> _WHAT YOU WILL DO_
Pick out the lines in the listing below that contain the word "cell" and copy them.
....
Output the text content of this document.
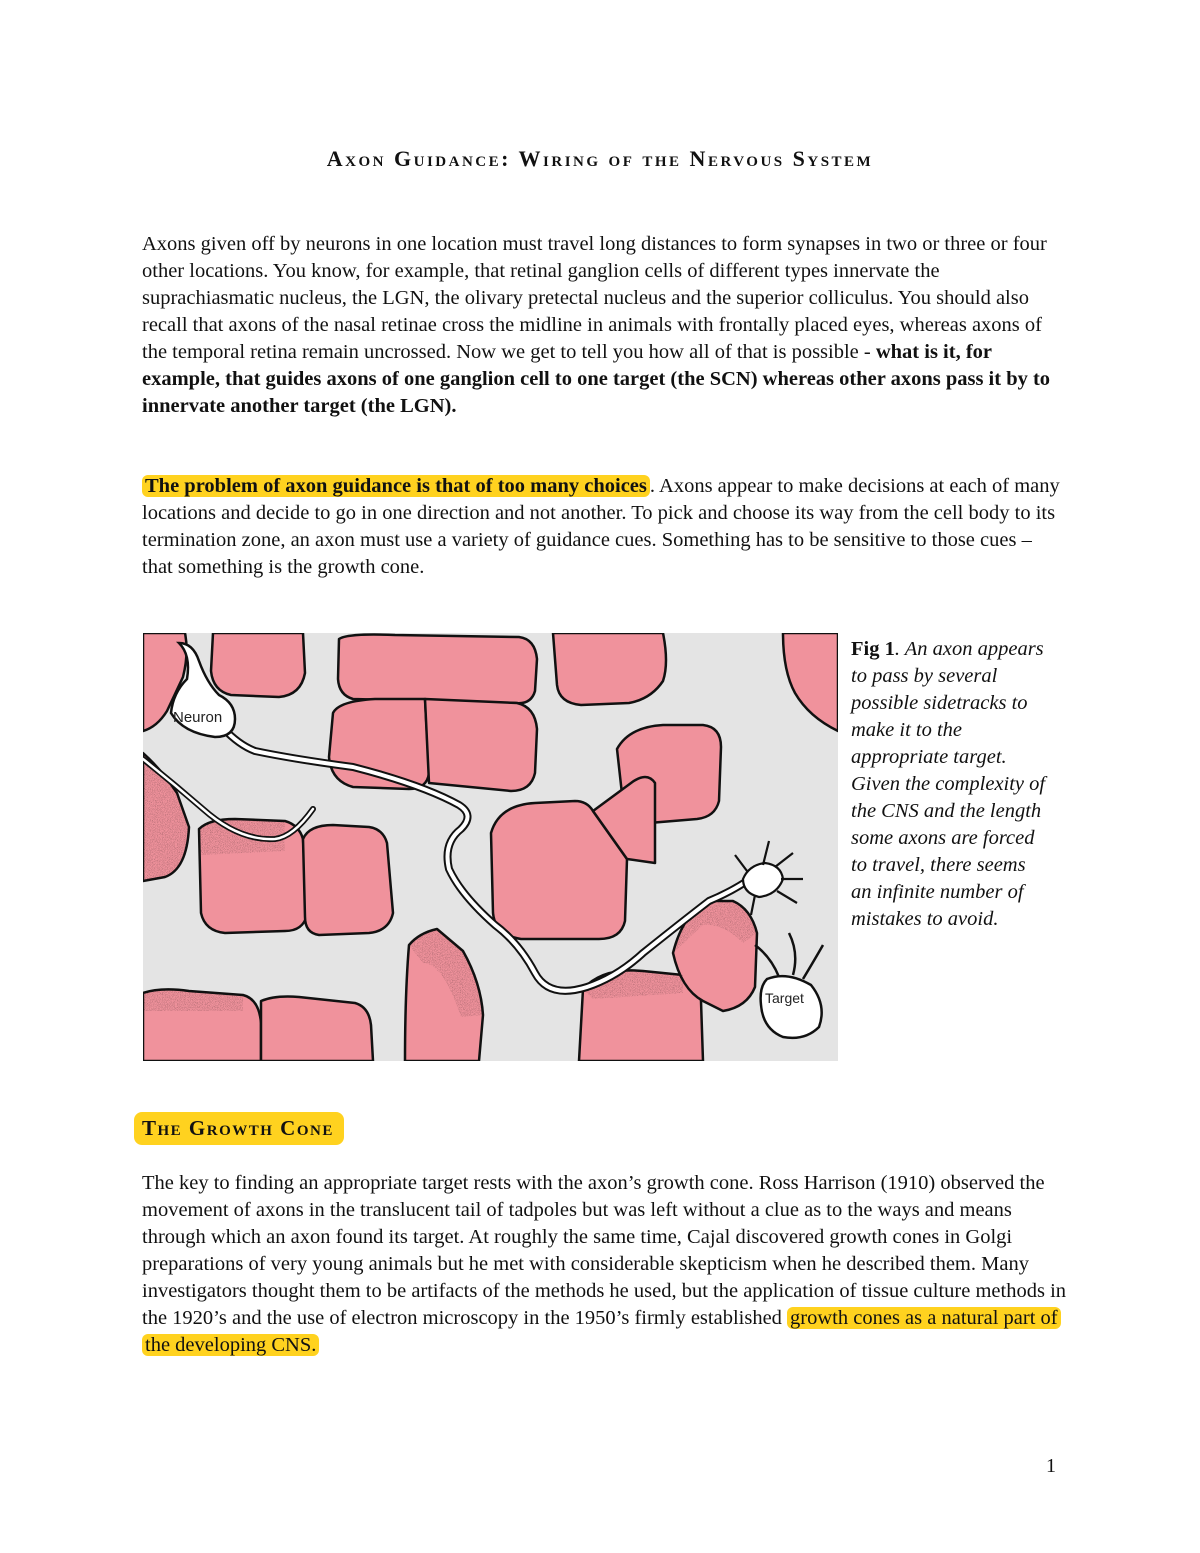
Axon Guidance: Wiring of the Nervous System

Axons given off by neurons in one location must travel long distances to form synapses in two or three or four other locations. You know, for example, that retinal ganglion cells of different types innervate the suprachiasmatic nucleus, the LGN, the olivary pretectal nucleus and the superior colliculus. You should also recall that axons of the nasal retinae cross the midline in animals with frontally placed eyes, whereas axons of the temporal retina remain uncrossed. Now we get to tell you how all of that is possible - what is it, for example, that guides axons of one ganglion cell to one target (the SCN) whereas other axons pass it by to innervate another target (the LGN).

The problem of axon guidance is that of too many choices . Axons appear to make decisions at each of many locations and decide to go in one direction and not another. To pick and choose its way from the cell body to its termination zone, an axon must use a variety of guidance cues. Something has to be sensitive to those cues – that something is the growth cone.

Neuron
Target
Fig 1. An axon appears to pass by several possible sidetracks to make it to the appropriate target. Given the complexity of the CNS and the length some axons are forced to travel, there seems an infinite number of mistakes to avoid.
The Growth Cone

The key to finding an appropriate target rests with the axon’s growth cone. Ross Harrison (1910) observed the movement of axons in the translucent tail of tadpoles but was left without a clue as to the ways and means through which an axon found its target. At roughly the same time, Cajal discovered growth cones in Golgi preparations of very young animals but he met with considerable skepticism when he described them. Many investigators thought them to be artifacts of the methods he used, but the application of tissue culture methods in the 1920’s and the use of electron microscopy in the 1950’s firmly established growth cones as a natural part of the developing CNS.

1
....
> _ANSWER TO THIS TASK_
Axons given off by neurons in one location must travel long distances to form synapses in two or three or four other locations. You know, for example, that retinal ganglion cells of different types innervate the suprachiasmatic nucleus, the LGN, the olivary pretectal nucleus and the superior colliculus. You should also recall that axons of the nasal retinae cross the midline in animals with frontally placed eyes, whereas axons of the temporal retina remain uncrossed. Now we get to tell you how all of that is possible - what is it, for example, that guides axons of one ganglion cell to one target (the SCN) whereas other axons pass it by to innervate another target (the LGN).
The problem of axon guidance is that of too many choices . Axons appear to make decisions at each of many locations and decide to go in one direction and not another. To pick and choose its way from the cell body to its termination zone, an axon must use a variety of guidance cues. Something has to be sensitive to those cues – that something is the growth cone.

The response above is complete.